## START

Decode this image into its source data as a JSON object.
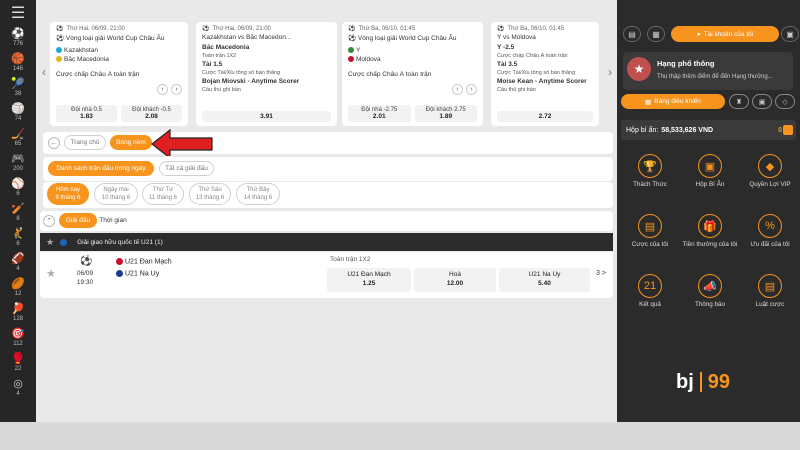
{
  "rail": {
    "menu_icon": "hamburger-icon",
    "sports": [
      {
        "icon": "soccer-icon",
        "count": "776"
      },
      {
        "icon": "basketball-icon",
        "count": "146"
      },
      {
        "icon": "tennis-icon",
        "count": "38"
      },
      {
        "icon": "volleyball-icon",
        "count": "74"
      },
      {
        "icon": "hockey-icon",
        "count": "65"
      },
      {
        "icon": "esports-icon",
        "count": "200"
      },
      {
        "icon": "baseball-icon",
        "count": "6"
      },
      {
        "icon": "cricket-icon",
        "count": "8"
      },
      {
        "icon": "handball-icon",
        "count": "6"
      },
      {
        "icon": "football-icon",
        "count": "4"
      },
      {
        "icon": "rugby-icon",
        "count": "12"
      },
      {
        "icon": "table-tennis-icon",
        "count": "128"
      },
      {
        "icon": "darts-icon",
        "count": "112"
      },
      {
        "icon": "mma-icon",
        "count": "22"
      },
      {
        "icon": "other-icon",
        "count": "4"
      }
    ]
  },
  "cards": [
    {
      "date": "Thứ Hai, 06/09, 21:00",
      "league": "Vòng loại giải World Cup Châu Âu",
      "team1": "Kazakhstan",
      "team2": "Bắc Macedonia",
      "market": "Cược chấp Châu Á toàn trận",
      "odd1_label": "Đội nhà 0.5",
      "odd1_value": "1.83",
      "odd2_label": "Đội khách -0.5",
      "odd2_value": "2.08"
    },
    {
      "date": "Thứ Hai, 06/09, 21:00",
      "matchup": "Kazakhstan vs Bắc Macedon...",
      "team": "Bắc Macedonia",
      "market": "Toàn trận 1X2",
      "line1": "Tài 1.5",
      "line1_desc": "Cược Tài/Xỉu tổng số bàn thắng",
      "line2": "Bojan Miovski - Anytime Scorer",
      "line2_desc": "Cầu thủ ghi bàn",
      "total_value": "3.91"
    },
    {
      "date": "Thứ Ba, 06/10, 01:45",
      "league": "Vòng loại giải World Cup Châu Âu",
      "team1": "Y",
      "team2": "Moldova",
      "market": "Cược chấp Châu Á toàn trận",
      "odd1_label": "Đội nhà -2.75",
      "odd1_value": "2.01",
      "odd2_label": "Đội khách 2.75",
      "odd2_value": "1.89"
    },
    {
      "date": "Thứ Ba, 06/10, 01:45",
      "matchup": "Y vs Moldova",
      "line0": "Y -2.5",
      "line0_desc": "Cược chấp Châu Á toàn trận",
      "line1": "Tài 3.5",
      "line1_desc": "Cược Tài/Xỉu tổng số bàn thắng",
      "line2": "Moise Kean - Anytime Scorer",
      "line2_desc": "Cầu thủ ghi bàn",
      "total_value": "2.72"
    }
  ],
  "nav": {
    "back_icon": "back-arrow-icon",
    "home_label": "Trang chủ",
    "sport_label": "Bóng ném",
    "tab_schedule": "Danh sách trận đấu trong ngày",
    "tab_all": "Tất cả giải đấu"
  },
  "days": [
    {
      "name": "Hôm nay",
      "date": "9 tháng 6"
    },
    {
      "name": "Ngày mai",
      "date": "10 tháng 6"
    },
    {
      "name": "Thứ Tư",
      "date": "11 tháng 6"
    },
    {
      "name": "Thứ Sáu",
      "date": "13 tháng 6"
    },
    {
      "name": "Thứ Bảy",
      "date": "14 tháng 6"
    }
  ],
  "sort": {
    "league_label": "Giải đấu",
    "time_label": "Thời gian"
  },
  "league": {
    "name": "Giải giao hữu quốc tế U21 (1)"
  },
  "match": {
    "date": "06/09",
    "time": "19:30",
    "home": "U21 Đan Mạch",
    "away": "U21 Na Uy",
    "market": "Toàn trận 1X2",
    "odds": [
      {
        "label": "U21 Đan Mạch",
        "value": "1.25"
      },
      {
        "label": "Hoà",
        "value": "12.00"
      },
      {
        "label": "U21 Na Uy",
        "value": "5.40"
      }
    ],
    "more": "3 >"
  },
  "side": {
    "account_label": "Tài khoản của tôi",
    "rank_title": "Hạng phổ thông",
    "rank_desc": "Thu thập thêm điểm để đến Hạng thưởng...",
    "dashboard_label": "Bảng điều khiển",
    "wallet_label": "Hộp bí ẩn:",
    "wallet_value": "58,533,626 VND",
    "wallet_count": "0",
    "tiles": [
      {
        "icon": "trophy-icon",
        "label": "Thách Thức"
      },
      {
        "icon": "mystery-box-icon",
        "label": "Hộp Bí Ẩn"
      },
      {
        "icon": "diamond-icon",
        "label": "Quyền Lợi VIP"
      },
      {
        "icon": "my-bets-icon",
        "label": "Cược của tôi"
      },
      {
        "icon": "gift-icon",
        "label": "Tiền thưởng của tôi"
      },
      {
        "icon": "promo-icon",
        "label": "Ưu đãi của tôi"
      },
      {
        "icon": "results-icon",
        "label": "Kết quả"
      },
      {
        "icon": "megaphone-icon",
        "label": "Thông báo"
      },
      {
        "icon": "rules-icon",
        "label": "Luật cược"
      }
    ],
    "logo_left": "bj",
    "logo_right": "99"
  },
  "colors": {
    "accent": "#f7941d",
    "dark": "#2b2b2b",
    "red_arrow": "#e02020"
  }
}
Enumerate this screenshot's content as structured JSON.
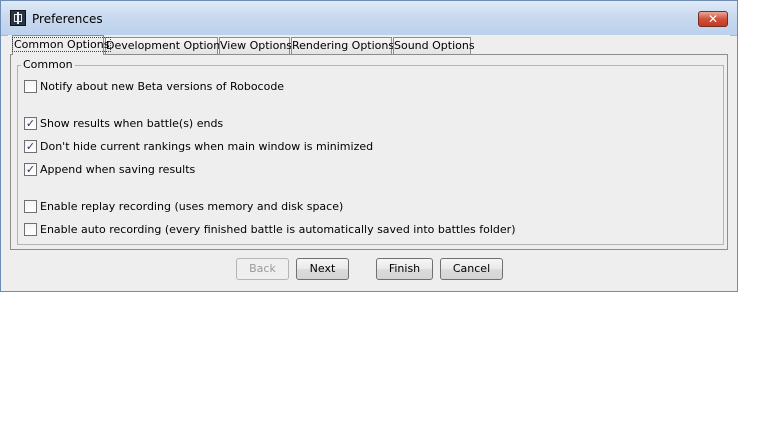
{
  "window": {
    "title": "Preferences",
    "close_icon": "close-icon"
  },
  "tabs": [
    {
      "label": "Common Options",
      "active": true
    },
    {
      "label": "Development Options",
      "active": false
    },
    {
      "label": "View Options",
      "active": false
    },
    {
      "label": "Rendering Options",
      "active": false
    },
    {
      "label": "Sound Options",
      "active": false
    }
  ],
  "group": {
    "title": "Common",
    "options": [
      {
        "label": "Notify about new Beta versions of Robocode",
        "checked": false
      },
      {
        "label": "Show results when battle(s) ends",
        "checked": true
      },
      {
        "label": "Don't hide current rankings when main window is minimized",
        "checked": true
      },
      {
        "label": "Append when saving results",
        "checked": true
      },
      {
        "label": "Enable replay recording (uses memory and disk space)",
        "checked": false
      },
      {
        "label": "Enable auto recording (every finished battle is automatically saved into battles folder)",
        "checked": false
      }
    ]
  },
  "buttons": {
    "back": "Back",
    "next": "Next",
    "finish": "Finish",
    "cancel": "Cancel"
  },
  "check_glyph": "✓"
}
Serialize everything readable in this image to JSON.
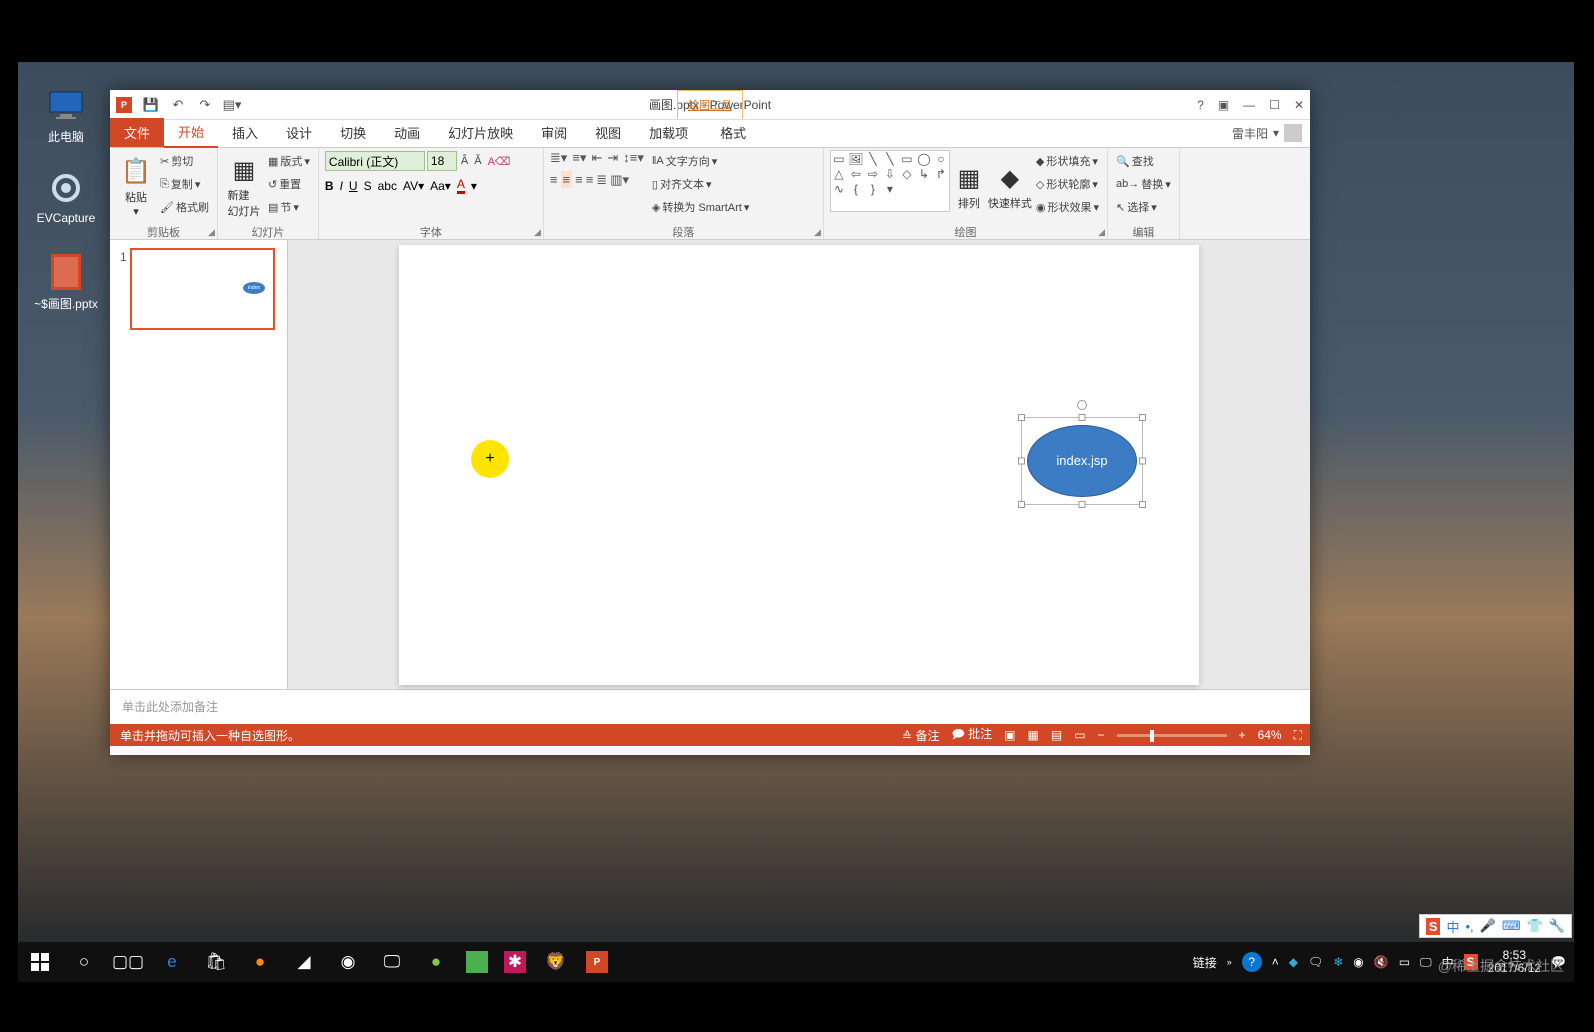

## END

From the material above, copy everything exactly but the pictures.

● **COMPLETE OUTPUT**:
Decode this image into its source data as a JSON object.
{
  "rail": {
    "menu_icon": "hamburger-icon",
    "sports": [
      {
        "icon": "soccer-icon",
        "count": "776"
      },
      {
        "icon": "basketball-icon",
        "count": "146"
      },
      {
        "icon": "tennis-icon",
        "count": "38"
      },
      {
        "icon": "volleyball-icon",
        "count": "74"
      },
      {
        "icon": "hockey-icon",
        "count": "65"
      },
      {
        "icon": "esports-icon",
        "count": "200"
      },
      {
        "icon": "baseball-icon",
        "count": "6"
      },
      {
        "icon": "cricket-icon",
        "count": "8"
      },
      {
        "icon": "handball-icon",
        "count": "6"
      },
      {
        "icon": "football-icon",
        "count": "4"
      },
      {
        "icon": "rugby-icon",
        "count": "12"
      },
      {
        "icon": "table-tennis-icon",
        "count": "128"
      },
      {
        "icon": "darts-icon",
        "count": "112"
      },
      {
        "icon": "mma-icon",
        "count": "22"
      },
      {
        "icon": "other-icon",
        "count": "4"
      }
    ]
  },
  "cards": [
    {
      "date": "Thứ Hai, 06/09, 21:00",
      "league": "Vòng loại giải World Cup Châu Âu",
      "team1": "Kazakhstan",
      "team2": "Bắc Macedonia",
      "market": "Cược chấp Châu Á toàn trận",
      "odd1_label": "Đội nhà 0.5",
      "odd1_value": "1.83",
      "odd2_label": "Đội khách -0.5",
      "odd2_value": "2.08"
    },
    {
      "date": "Thứ Hai, 06/09, 21:00",
      "matchup": "Kazakhstan vs Bắc Macedon...",
      "team": "Bắc Macedonia",
      "market": "Toàn trận 1X2",
      "line1": "Tài 1.5",
      "line1_desc": "Cược Tài/Xỉu tổng số bàn thắng",
      "line2": "Bojan Miovski - Anytime Scorer",
      "line2_desc": "Cầu thủ ghi bàn",
      "total_value": "3.91"
    },
    {
      "date": "Thứ Ba, 06/10, 01:45",
      "league": "Vòng loại giải World Cup Châu Âu",
      "team1": "Y",
      "team2": "Moldova",
      "market": "Cược chấp Châu Á toàn trận",
      "odd1_label": "Đội nhà -2.75",
      "odd1_value": "2.01",
      "odd2_label": "Đội khách 2.75",
      "odd2_value": "1.89"
    },
    {
      "date": "Thứ Ba, 06/10, 01:45",
      "matchup": "Y vs Moldova",
      "line0": "Y -2.5",
      "line0_desc": "Cược chấp Châu Á toàn trận",
      "line1": "Tài 3.5",
      "line1_desc": "Cược Tài/Xỉu tổng số bàn thắng",
      "line2": "Moise Kean - Anytime Scorer",
      "line2_desc": "Cầu thủ ghi bàn",
      "total_value": "2.72"
    }
  ],
  "nav": {
    "back_icon": "back-arrow-icon",
    "home_label": "Trang chủ",
    "sport_label": "Bóng ném",
    "tab_schedule": "Danh sách trận đấu trong ngày",
    "tab_all": "Tất cả giải đấu"
  },
  "days": [
    {
      "name": "Hôm nay",
      "date": "9 tháng 6"
    },
    {
      "name": "Ngày mai",
      "date": "10 tháng 6"
    },
    {
      "name": "Thứ Tư",
      "date": "11 tháng 6"
    },
    {
      "name": "Thứ Sáu",
      "date": "13 tháng 6"
    },
    {
      "name": "Thứ Bảy",
      "date": "14 tháng 6"
    }
  ],
  "sort": {
    "league_label": "Giải đấu",
    "time_label": "Thời gian"
  },
  "league": {
    "name": "Giải giao hữu quốc tế U21 (1)"
  },
  "match": {
    "date": "06/09",
    "time": "19:30",
    "home": "U21 Đan Mạch",
    "away": "U21 Na Uy",
    "market": "Toàn trận 1X2",
    "odds": [
      {
        "label": "U21 Đan Mạch",
        "value": "1.25"
      },
      {
        "label": "Hoà",
        "value": "12.00"
      },
      {
        "label": "U21 Na Uy",
        "value": "5.40"
      }
    ],
    "more": "3 >"
  },
  "side": {
    "account_label": "Tài khoản của tôi",
    "rank_title": "Hạng phổ thông",
    "rank_desc": "Thu thập thêm điểm để đến Hạng thưởng...",
    "dashboard_label": "Bảng điều khiển",
    "wallet_label": "Hộp bí ẩn:",
    "wallet_value": "58,533,626 VND",
    "wallet_count": "0",
    "tiles": [
      {
        "icon": "trophy-icon",
        "label": "Thách Thức"
      },
      {
        "icon": "mystery-box-icon",
        "label": "Hộp Bí Ẩn"
      },
      {
        "icon": "diamond-icon",
        "label": "Quyền Lợi VIP"
      },
      {
        "icon": "my-bets-icon",
        "label": "Cược của tôi"
      },
      {
        "icon": "gift-icon",
        "label": "Tiền thưởng của tôi"
      },
      {
        "icon": "promo-icon",
        "label": "Ưu đãi của tôi"
      },
      {
        "icon": "results-icon",
        "label": "Kết quả"
      },
      {
        "icon": "megaphone-icon",
        "label": "Thông báo"
      },
      {
        "icon": "rules-icon",
        "label": "Luật cược"
      }
    ],
    "logo_left": "bj",
    "logo_right": "99"
  },
  "colors": {
    "accent": "#f7941d",
    "dark": "#2b2b2b",
    "red_arrow": "#e02020"
  }
}
Enumerate this screenshot's content as structured JSON.
{
  "window": {
    "title": "Preferences",
    "close_icon": "close-icon"
  },
  "tabs": [
    {
      "label": "Common Options",
      "active": true
    },
    {
      "label": "Development Options",
      "active": false
    },
    {
      "label": "View Options",
      "active": false
    },
    {
      "label": "Rendering Options",
      "active": false
    },
    {
      "label": "Sound Options",
      "active": false
    }
  ],
  "group": {
    "title": "Common",
    "options": [
      {
        "label": "Notify about new Beta versions of Robocode",
        "checked": false
      },
      {
        "label": "Show results when battle(s) ends",
        "checked": true
      },
      {
        "label": "Don't hide current rankings when main window is minimized",
        "checked": true
      },
      {
        "label": "Append when saving results",
        "checked": true
      },
      {
        "label": "Enable replay recording (uses memory and disk space)",
        "checked": false
      },
      {
        "label": "Enable auto recording (every finished battle is automatically saved into battles folder)",
        "checked": false
      }
    ]
  },
  "buttons": {
    "back": "Back",
    "next": "Next",
    "finish": "Finish",
    "cancel": "Cancel"
  },
  "check_glyph": "✓"
}
Serialize everything readable in this image to JSON.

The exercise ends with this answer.